[A block of data]

<<<<

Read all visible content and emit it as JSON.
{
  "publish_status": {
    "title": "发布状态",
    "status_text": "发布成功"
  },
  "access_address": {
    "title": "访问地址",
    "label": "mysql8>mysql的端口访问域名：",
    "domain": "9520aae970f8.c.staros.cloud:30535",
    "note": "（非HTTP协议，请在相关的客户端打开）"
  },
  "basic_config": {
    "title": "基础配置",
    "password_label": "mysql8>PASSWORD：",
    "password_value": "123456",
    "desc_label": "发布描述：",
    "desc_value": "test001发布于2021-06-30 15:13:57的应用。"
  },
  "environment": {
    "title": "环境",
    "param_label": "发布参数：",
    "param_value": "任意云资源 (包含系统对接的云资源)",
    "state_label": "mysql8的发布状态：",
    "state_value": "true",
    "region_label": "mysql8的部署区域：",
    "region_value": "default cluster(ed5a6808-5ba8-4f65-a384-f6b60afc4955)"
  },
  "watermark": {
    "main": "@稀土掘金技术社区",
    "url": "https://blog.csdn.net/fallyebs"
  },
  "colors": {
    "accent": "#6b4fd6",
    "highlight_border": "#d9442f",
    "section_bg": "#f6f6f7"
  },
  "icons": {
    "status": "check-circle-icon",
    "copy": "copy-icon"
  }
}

>>>>
<<<<

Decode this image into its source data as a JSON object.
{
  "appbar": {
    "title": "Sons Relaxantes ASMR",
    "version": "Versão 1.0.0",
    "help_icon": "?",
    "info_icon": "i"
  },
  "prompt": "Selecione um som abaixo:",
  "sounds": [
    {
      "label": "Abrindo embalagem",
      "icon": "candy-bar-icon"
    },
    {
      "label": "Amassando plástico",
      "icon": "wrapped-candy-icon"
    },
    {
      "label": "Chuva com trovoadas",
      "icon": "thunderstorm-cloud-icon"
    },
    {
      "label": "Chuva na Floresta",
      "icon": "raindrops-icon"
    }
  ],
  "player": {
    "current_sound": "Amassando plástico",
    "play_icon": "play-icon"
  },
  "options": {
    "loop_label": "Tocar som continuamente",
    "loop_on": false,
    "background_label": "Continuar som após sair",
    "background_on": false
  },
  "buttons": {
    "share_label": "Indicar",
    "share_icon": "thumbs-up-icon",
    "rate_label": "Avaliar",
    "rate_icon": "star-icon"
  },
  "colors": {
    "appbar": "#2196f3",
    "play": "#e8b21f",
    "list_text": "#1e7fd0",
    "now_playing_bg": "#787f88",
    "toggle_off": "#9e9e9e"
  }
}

>>>>

(PROBLEM DETAILS) Extract from the data every line where "candy" shows up.

(OUTPUT)
      "icon": "candy-bar-icon"
      "icon": "wrapped-candy-icon"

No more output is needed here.